● WHAT YOU WILL DO:
In the listing that follows, count each line where the word "timeout" appears; write nothing but the count.

[Begin]

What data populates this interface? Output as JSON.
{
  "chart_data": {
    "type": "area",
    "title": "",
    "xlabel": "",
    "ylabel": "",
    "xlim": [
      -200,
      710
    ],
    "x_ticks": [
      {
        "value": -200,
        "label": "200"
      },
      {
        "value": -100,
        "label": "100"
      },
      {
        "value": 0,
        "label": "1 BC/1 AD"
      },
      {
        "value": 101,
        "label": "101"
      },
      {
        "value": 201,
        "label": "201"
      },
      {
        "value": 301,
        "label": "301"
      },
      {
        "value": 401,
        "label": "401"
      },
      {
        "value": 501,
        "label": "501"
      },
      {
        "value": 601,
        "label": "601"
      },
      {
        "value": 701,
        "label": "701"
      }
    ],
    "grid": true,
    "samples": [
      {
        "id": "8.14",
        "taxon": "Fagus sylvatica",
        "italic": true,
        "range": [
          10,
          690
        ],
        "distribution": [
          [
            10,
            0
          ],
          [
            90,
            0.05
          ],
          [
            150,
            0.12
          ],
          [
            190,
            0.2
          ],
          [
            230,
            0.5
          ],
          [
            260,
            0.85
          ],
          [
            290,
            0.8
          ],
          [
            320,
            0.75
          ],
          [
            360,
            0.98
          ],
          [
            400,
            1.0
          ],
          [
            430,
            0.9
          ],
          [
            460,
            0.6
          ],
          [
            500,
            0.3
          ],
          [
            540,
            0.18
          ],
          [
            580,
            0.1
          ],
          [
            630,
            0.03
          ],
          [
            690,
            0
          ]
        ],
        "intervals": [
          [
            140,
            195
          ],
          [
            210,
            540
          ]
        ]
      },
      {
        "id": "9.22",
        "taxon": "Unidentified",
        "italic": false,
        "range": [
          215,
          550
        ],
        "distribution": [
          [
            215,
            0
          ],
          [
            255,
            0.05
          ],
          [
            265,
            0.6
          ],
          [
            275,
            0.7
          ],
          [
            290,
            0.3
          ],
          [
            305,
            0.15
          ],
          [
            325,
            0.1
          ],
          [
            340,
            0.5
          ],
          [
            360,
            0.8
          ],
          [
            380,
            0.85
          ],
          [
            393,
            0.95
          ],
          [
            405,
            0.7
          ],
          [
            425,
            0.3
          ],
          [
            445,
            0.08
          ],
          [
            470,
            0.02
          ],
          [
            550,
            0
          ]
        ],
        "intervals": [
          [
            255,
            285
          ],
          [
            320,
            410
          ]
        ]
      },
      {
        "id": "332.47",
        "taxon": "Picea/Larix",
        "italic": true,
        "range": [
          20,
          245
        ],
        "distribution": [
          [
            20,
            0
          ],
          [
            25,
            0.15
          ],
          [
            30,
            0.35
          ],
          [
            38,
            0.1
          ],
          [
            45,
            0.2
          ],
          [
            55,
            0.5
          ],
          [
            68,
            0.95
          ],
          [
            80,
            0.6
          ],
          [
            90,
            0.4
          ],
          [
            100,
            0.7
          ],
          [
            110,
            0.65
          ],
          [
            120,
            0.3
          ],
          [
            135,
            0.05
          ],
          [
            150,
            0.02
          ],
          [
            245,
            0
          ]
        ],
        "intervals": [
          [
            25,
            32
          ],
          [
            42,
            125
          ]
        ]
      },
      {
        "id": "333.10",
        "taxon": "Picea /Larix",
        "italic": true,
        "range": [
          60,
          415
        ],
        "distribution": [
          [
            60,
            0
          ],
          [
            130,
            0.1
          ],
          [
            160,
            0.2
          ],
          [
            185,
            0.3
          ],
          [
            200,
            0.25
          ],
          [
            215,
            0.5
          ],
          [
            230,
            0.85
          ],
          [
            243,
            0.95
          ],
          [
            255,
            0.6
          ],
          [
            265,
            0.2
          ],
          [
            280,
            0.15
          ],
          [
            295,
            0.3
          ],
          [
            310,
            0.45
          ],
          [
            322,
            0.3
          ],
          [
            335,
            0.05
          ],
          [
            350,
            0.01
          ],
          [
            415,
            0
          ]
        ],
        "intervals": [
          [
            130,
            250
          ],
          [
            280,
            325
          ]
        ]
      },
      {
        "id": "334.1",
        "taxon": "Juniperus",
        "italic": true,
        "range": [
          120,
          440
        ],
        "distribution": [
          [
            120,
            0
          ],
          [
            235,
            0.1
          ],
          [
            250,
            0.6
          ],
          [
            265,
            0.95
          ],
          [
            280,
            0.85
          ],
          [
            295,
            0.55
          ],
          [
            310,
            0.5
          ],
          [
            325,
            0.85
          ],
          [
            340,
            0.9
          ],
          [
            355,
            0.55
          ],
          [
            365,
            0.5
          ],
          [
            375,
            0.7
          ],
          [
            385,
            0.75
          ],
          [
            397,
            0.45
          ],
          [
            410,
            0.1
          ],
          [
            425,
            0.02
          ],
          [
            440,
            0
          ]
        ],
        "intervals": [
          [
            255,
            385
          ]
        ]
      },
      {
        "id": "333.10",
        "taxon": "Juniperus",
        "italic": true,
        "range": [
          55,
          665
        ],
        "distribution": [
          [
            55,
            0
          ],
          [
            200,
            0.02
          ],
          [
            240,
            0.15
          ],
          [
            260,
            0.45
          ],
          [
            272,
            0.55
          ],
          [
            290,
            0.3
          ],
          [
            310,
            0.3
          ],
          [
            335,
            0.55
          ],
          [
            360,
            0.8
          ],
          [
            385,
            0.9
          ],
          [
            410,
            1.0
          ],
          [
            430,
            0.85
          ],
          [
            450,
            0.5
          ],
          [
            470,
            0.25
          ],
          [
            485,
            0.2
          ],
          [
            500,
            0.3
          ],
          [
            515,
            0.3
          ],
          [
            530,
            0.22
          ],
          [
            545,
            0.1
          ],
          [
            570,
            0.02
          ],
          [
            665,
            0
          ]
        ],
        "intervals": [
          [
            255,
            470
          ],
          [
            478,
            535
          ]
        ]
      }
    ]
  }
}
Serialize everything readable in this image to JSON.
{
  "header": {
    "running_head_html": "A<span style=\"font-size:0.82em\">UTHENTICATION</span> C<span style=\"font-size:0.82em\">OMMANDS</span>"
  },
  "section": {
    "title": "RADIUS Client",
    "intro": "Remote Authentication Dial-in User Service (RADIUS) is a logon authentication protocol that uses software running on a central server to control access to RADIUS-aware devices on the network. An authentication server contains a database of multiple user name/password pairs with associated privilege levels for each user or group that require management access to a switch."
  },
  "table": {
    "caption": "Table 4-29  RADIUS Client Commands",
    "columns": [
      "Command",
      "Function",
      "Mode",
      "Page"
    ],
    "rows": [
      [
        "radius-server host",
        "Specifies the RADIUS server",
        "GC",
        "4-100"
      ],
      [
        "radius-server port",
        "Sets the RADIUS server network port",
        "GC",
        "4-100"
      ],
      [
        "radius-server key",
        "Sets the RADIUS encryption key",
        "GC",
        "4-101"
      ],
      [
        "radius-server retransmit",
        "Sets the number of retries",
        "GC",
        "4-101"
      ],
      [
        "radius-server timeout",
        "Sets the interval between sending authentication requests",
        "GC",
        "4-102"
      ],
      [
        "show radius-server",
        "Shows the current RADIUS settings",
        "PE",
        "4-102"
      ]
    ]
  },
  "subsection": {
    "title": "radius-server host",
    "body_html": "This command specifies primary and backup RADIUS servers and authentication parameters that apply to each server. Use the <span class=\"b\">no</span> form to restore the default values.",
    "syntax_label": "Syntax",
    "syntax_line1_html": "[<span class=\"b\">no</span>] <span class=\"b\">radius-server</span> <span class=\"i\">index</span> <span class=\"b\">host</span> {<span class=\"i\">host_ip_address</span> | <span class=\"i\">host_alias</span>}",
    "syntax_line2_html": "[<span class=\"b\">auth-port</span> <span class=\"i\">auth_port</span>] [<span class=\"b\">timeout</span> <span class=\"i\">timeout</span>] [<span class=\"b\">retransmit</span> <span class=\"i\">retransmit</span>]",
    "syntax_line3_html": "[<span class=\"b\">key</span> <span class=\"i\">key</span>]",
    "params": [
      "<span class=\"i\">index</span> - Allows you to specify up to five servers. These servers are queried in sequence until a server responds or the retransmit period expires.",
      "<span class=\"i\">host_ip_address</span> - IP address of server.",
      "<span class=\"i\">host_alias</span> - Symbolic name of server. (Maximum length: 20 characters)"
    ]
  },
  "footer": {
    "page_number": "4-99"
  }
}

[End]

● WRITTEN REPLY:
2